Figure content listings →
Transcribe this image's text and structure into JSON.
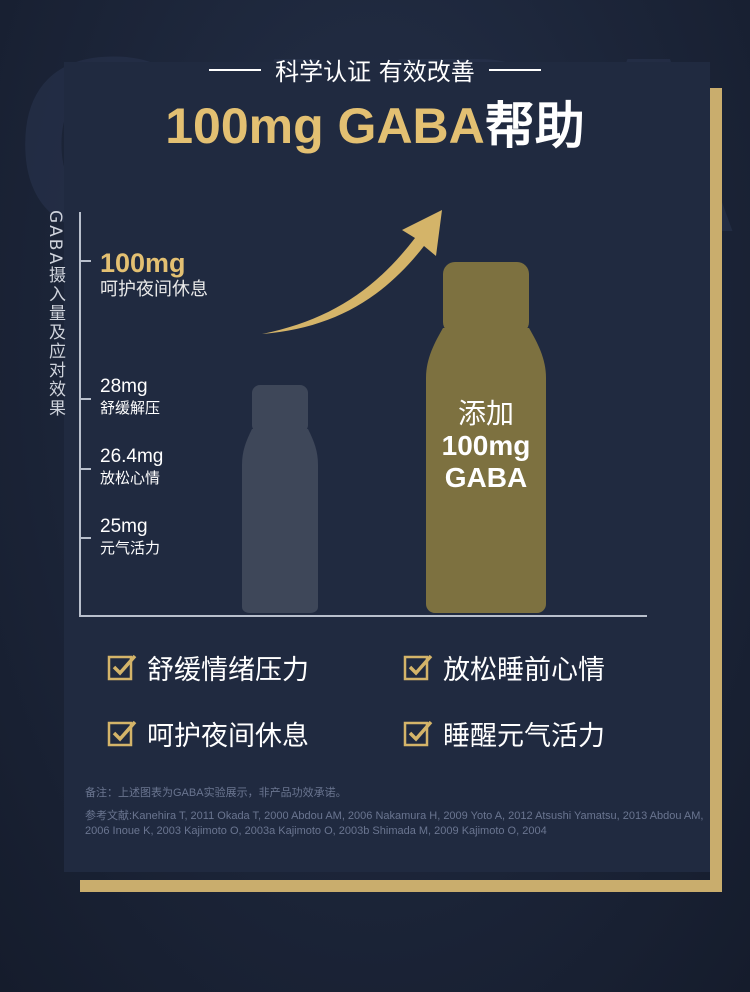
{
  "watermark": "GABA",
  "header": {
    "subtitle": "科学认证 有效改善",
    "title_gold": "100mg GABA",
    "title_white": "帮助"
  },
  "chart": {
    "y_axis_label": "GABA摄入量及应对效果",
    "levels": [
      {
        "amount": "100mg",
        "effect": "呵护夜间休息"
      },
      {
        "amount": "28mg",
        "effect": "舒缓解压"
      },
      {
        "amount": "26.4mg",
        "effect": "放松心情"
      },
      {
        "amount": "25mg",
        "effect": "元气活力"
      }
    ],
    "bottle_label": {
      "line1": "添加",
      "line2": "100mg",
      "line3": "GABA"
    },
    "colors": {
      "gold": "#e3c072",
      "bottle_gold": "#7e7240",
      "bottle_dark": "#3d4659"
    }
  },
  "benefits": [
    {
      "text": "舒缓情绪压力",
      "icon": "check-box-icon"
    },
    {
      "text": "放松睡前心情",
      "icon": "check-box-icon"
    },
    {
      "text": "呵护夜间休息",
      "icon": "check-box-icon"
    },
    {
      "text": "睡醒元气活力",
      "icon": "check-box-icon"
    }
  ],
  "notes": {
    "disclaimer": "备注：上述图表为GABA实验展示，非产品功效承诺。",
    "references": "参考文献:Kanehira T, 2011 Okada T, 2000 Abdou AM, 2006 Nakamura H, 2009 Yoto A, 2012 Atsushi Yamatsu, 2013 Abdou AM, 2006  Inoue K, 2003 Kajimoto O, 2003a Kajimoto O, 2003b  Shimada M, 2009 Kajimoto O, 2004"
  }
}
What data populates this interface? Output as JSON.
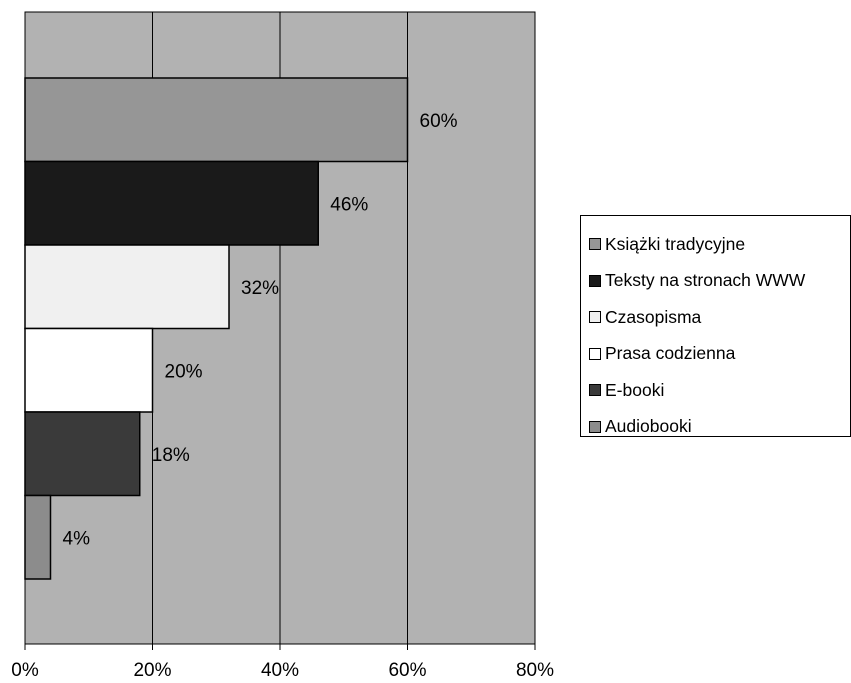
{
  "chart_data": {
    "type": "bar",
    "orientation": "horizontal",
    "categories": [
      "Książki tradycyjne",
      "Teksty na stronach WWW",
      "Czasopisma",
      "Prasa codzienna",
      "E-booki",
      "Audiobooki"
    ],
    "values": [
      60,
      46,
      32,
      20,
      18,
      4
    ],
    "data_labels": [
      "60%",
      "46%",
      "32%",
      "20%",
      "18%",
      "4%"
    ],
    "bar_colors": [
      "#969696",
      "#1a1a1a",
      "#f0f0f0",
      "#ffffff",
      "#3a3a3a",
      "#8c8c8c"
    ],
    "xlim": [
      0,
      80
    ],
    "x_ticks": [
      0,
      20,
      40,
      60,
      80
    ],
    "x_tick_labels": [
      "0%",
      "20%",
      "40%",
      "60%",
      "80%"
    ],
    "grid": true,
    "plot_background": "#b2b2b2",
    "legend_placement": "right",
    "title": "",
    "xlabel": "",
    "ylabel": ""
  }
}
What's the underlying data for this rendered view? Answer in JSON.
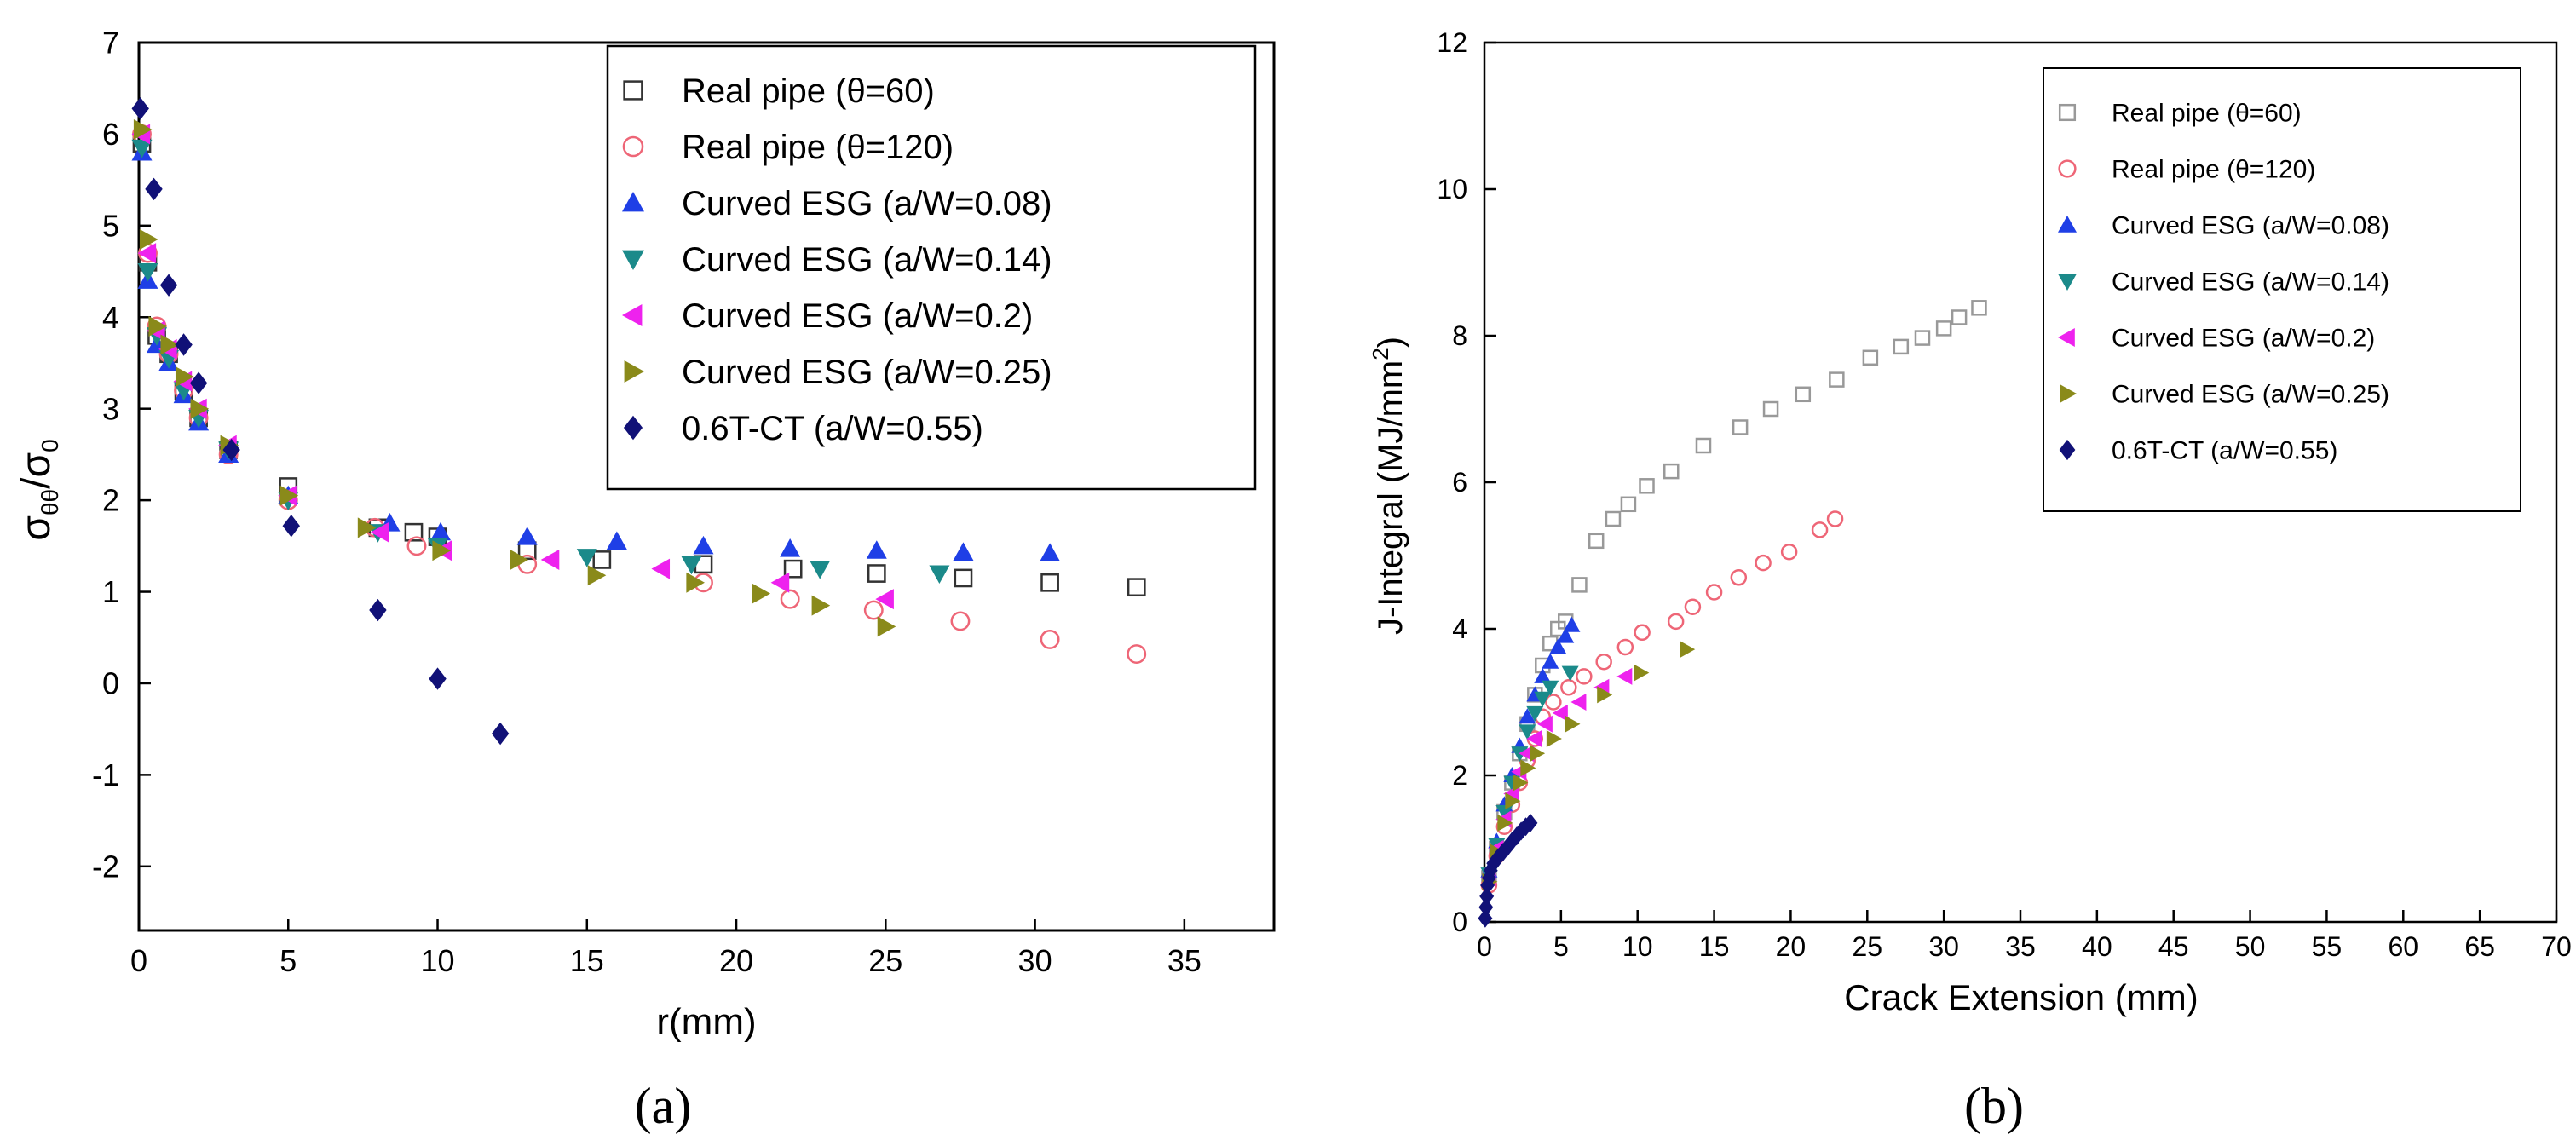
{
  "chart_data": [
    {
      "type": "scatter",
      "panel": "a",
      "caption": "(a)",
      "xlabel": "r(mm)",
      "ylabel": "σθθ/σ0",
      "ylabel_main": "σ",
      "ylabel_sub1": "θθ",
      "ylabel_slash": "/σ",
      "ylabel_sub2": "0",
      "xlim": [
        0,
        38
      ],
      "ylim": [
        -2.7,
        7
      ],
      "xticks": [
        0,
        5,
        10,
        15,
        20,
        25,
        30,
        35
      ],
      "xtick_labels": [
        "0",
        "5",
        "10",
        "15",
        "20",
        "25",
        "30",
        "35"
      ],
      "yticks": [
        -2,
        -1,
        0,
        1,
        2,
        3,
        4,
        5,
        6,
        7
      ],
      "ytick_labels": [
        "-2",
        "-1",
        "0",
        "1",
        "2",
        "3",
        "4",
        "5",
        "6",
        "7"
      ],
      "legend_position": "top-right",
      "series": [
        {
          "name": "Real pipe (θ=60)",
          "marker": "square",
          "color": "#333333",
          "x": [
            0.1,
            0.3,
            0.6,
            1.0,
            1.5,
            2.0,
            3.0,
            5.0,
            8.0,
            9.2,
            10.0,
            13.0,
            15.5,
            18.9,
            21.9,
            24.7,
            27.6,
            30.5,
            33.4
          ],
          "y": [
            5.9,
            4.6,
            3.8,
            3.6,
            3.2,
            2.9,
            2.55,
            2.15,
            1.7,
            1.65,
            1.6,
            1.45,
            1.35,
            1.3,
            1.25,
            1.2,
            1.15,
            1.1,
            1.05
          ]
        },
        {
          "name": "Real pipe (θ=120)",
          "marker": "circle",
          "color": "#ee6677",
          "x": [
            0.1,
            0.3,
            0.6,
            1.0,
            1.5,
            2.0,
            3.0,
            5.0,
            7.9,
            9.3,
            13.0,
            18.9,
            21.8,
            24.6,
            27.5,
            30.5,
            33.4
          ],
          "y": [
            6.0,
            4.7,
            3.9,
            3.6,
            3.2,
            2.9,
            2.5,
            2.0,
            1.7,
            1.5,
            1.3,
            1.1,
            0.92,
            0.8,
            0.68,
            0.48,
            0.32
          ]
        },
        {
          "name": "Curved ESG (a/W=0.08)",
          "marker": "triangle-up",
          "color": "#1f3fe6",
          "x": [
            0.1,
            0.3,
            0.6,
            1.0,
            1.5,
            2.0,
            3.0,
            5.0,
            8.4,
            10.1,
            13.0,
            16.0,
            18.9,
            21.8,
            24.7,
            27.6,
            30.5
          ],
          "y": [
            5.8,
            4.4,
            3.7,
            3.5,
            3.15,
            2.85,
            2.5,
            2.05,
            1.75,
            1.65,
            1.6,
            1.55,
            1.5,
            1.47,
            1.45,
            1.43,
            1.42
          ]
        },
        {
          "name": "Curved ESG (a/W=0.14)",
          "marker": "triangle-down",
          "color": "#1b8a8a",
          "x": [
            0.1,
            0.3,
            0.6,
            1.0,
            1.5,
            2.0,
            3.0,
            5.0,
            8.0,
            10.0,
            15.0,
            18.5,
            22.8,
            26.8
          ],
          "y": [
            5.85,
            4.5,
            3.8,
            3.55,
            3.2,
            2.9,
            2.55,
            2.0,
            1.65,
            1.5,
            1.38,
            1.3,
            1.25,
            1.2
          ]
        },
        {
          "name": "Curved ESG (a/W=0.2)",
          "marker": "triangle-left",
          "color": "#ee22ee",
          "x": [
            0.1,
            0.3,
            0.6,
            1.0,
            1.5,
            2.0,
            3.0,
            5.0,
            8.1,
            10.2,
            13.8,
            17.5,
            21.5,
            25.0
          ],
          "y": [
            6.0,
            4.7,
            3.85,
            3.65,
            3.3,
            3.0,
            2.6,
            2.05,
            1.65,
            1.45,
            1.35,
            1.25,
            1.1,
            0.92
          ]
        },
        {
          "name": "Curved ESG (a/W=0.25)",
          "marker": "triangle-right",
          "color": "#8a8a1a",
          "x": [
            0.1,
            0.3,
            0.6,
            1.0,
            1.5,
            2.0,
            3.0,
            5.0,
            7.6,
            10.1,
            12.7,
            15.3,
            18.6,
            20.8,
            22.8,
            25.0
          ],
          "y": [
            6.05,
            4.85,
            3.9,
            3.7,
            3.35,
            3.0,
            2.6,
            2.05,
            1.7,
            1.45,
            1.35,
            1.18,
            1.1,
            0.98,
            0.85,
            0.62
          ]
        },
        {
          "name": "0.6T-CT (a/W=0.55)",
          "marker": "diamond",
          "color": "#111177",
          "x": [
            0.05,
            0.5,
            1.0,
            1.5,
            2.0,
            3.1,
            5.1,
            8.0,
            10.0,
            12.1
          ],
          "y": [
            6.28,
            5.4,
            4.35,
            3.7,
            3.28,
            2.55,
            1.72,
            0.8,
            0.05,
            -0.55
          ]
        }
      ]
    },
    {
      "type": "scatter",
      "panel": "b",
      "caption": "(b)",
      "xlabel": "Crack Extension (mm)",
      "ylabel": "J-Integral (MJ/mm2)",
      "ylabel_main": "J-Integral (MJ/mm",
      "ylabel_sup": "2",
      "ylabel_close": ")",
      "xlim": [
        0,
        70
      ],
      "ylim": [
        0,
        12
      ],
      "xticks": [
        0,
        5,
        10,
        15,
        20,
        25,
        30,
        35,
        40,
        45,
        50,
        55,
        60,
        65,
        70
      ],
      "xtick_labels": [
        "0",
        "5",
        "10",
        "15",
        "20",
        "25",
        "30",
        "35",
        "40",
        "45",
        "50",
        "55",
        "60",
        "65",
        "70"
      ],
      "yticks": [
        0,
        2,
        4,
        6,
        8,
        10,
        12
      ],
      "ytick_labels": [
        "0",
        "2",
        "4",
        "6",
        "8",
        "10",
        "12"
      ],
      "legend_position": "top-right",
      "series": [
        {
          "name": "Real pipe (θ=60)",
          "marker": "square",
          "color": "#999999",
          "x": [
            0.3,
            0.8,
            1.3,
            1.8,
            2.3,
            2.8,
            3.3,
            3.8,
            4.3,
            4.8,
            5.3,
            6.2,
            7.3,
            8.4,
            9.4,
            10.6,
            12.2,
            14.3,
            16.7,
            18.7,
            20.8,
            23.0,
            25.2,
            27.2,
            28.6,
            30.0,
            31.0,
            32.3
          ],
          "y": [
            0.6,
            1.0,
            1.5,
            1.9,
            2.3,
            2.7,
            3.1,
            3.5,
            3.8,
            4.0,
            4.1,
            4.6,
            5.2,
            5.5,
            5.7,
            5.95,
            6.15,
            6.5,
            6.75,
            7.0,
            7.2,
            7.4,
            7.7,
            7.85,
            7.97,
            8.1,
            8.25,
            8.38
          ]
        },
        {
          "name": "Real pipe (θ=120)",
          "marker": "circle",
          "color": "#ee6677",
          "x": [
            0.3,
            0.8,
            1.3,
            1.8,
            2.3,
            2.8,
            3.3,
            3.8,
            4.5,
            5.5,
            6.5,
            7.8,
            9.2,
            10.3,
            12.5,
            13.6,
            15.0,
            16.6,
            18.2,
            19.9,
            21.9,
            22.9
          ],
          "y": [
            0.5,
            0.9,
            1.3,
            1.6,
            1.9,
            2.2,
            2.5,
            2.8,
            3.0,
            3.2,
            3.35,
            3.55,
            3.75,
            3.95,
            4.1,
            4.3,
            4.5,
            4.7,
            4.9,
            5.05,
            5.35,
            5.5
          ]
        },
        {
          "name": "Curved ESG (a/W=0.08)",
          "marker": "triangle-up",
          "color": "#1f3fe6",
          "x": [
            0.3,
            0.8,
            1.3,
            1.8,
            2.3,
            2.8,
            3.3,
            3.8,
            4.3,
            4.8,
            5.3,
            5.7
          ],
          "y": [
            0.7,
            1.1,
            1.6,
            2.0,
            2.4,
            2.8,
            3.1,
            3.35,
            3.55,
            3.75,
            3.9,
            4.05
          ]
        },
        {
          "name": "Curved ESG (a/W=0.14)",
          "marker": "triangle-down",
          "color": "#1b8a8a",
          "x": [
            0.3,
            0.8,
            1.3,
            1.8,
            2.3,
            2.8,
            3.3,
            3.8,
            4.3,
            5.6
          ],
          "y": [
            0.65,
            1.05,
            1.5,
            1.9,
            2.3,
            2.6,
            2.85,
            3.05,
            3.2,
            3.4
          ]
        },
        {
          "name": "Curved ESG (a/W=0.2)",
          "marker": "triangle-left",
          "color": "#ee22ee",
          "x": [
            0.3,
            0.8,
            1.3,
            1.8,
            2.3,
            2.8,
            3.3,
            4.0,
            5.0,
            6.2,
            7.7,
            9.2
          ],
          "y": [
            0.6,
            1.0,
            1.4,
            1.75,
            2.05,
            2.3,
            2.5,
            2.7,
            2.85,
            3.0,
            3.2,
            3.35
          ]
        },
        {
          "name": "Curved ESG (a/W=0.25)",
          "marker": "triangle-right",
          "color": "#8a8a1a",
          "x": [
            0.3,
            0.8,
            1.3,
            1.8,
            2.3,
            2.8,
            3.4,
            4.5,
            5.7,
            7.8,
            10.2,
            13.2
          ],
          "y": [
            0.55,
            0.95,
            1.35,
            1.65,
            1.9,
            2.1,
            2.3,
            2.5,
            2.7,
            3.1,
            3.4,
            3.72
          ]
        },
        {
          "name": "0.6T-CT (a/W=0.55)",
          "marker": "diamond",
          "color": "#111177",
          "x": [
            0.05,
            0.1,
            0.15,
            0.2,
            0.3,
            0.4,
            0.6,
            0.9,
            1.2,
            1.5,
            1.8,
            2.1,
            2.4,
            2.7,
            3.0
          ],
          "y": [
            0.05,
            0.2,
            0.35,
            0.5,
            0.6,
            0.7,
            0.8,
            0.88,
            0.95,
            1.02,
            1.1,
            1.17,
            1.24,
            1.3,
            1.35
          ]
        }
      ]
    }
  ]
}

Required work → Set out every line from the material that contains the string "this".

Solution below →
Transcribe this image's text and structure into JSON.
What data populates this interface? Output as JSON.
What's the underlying data for this rendered view? Answer in JSON.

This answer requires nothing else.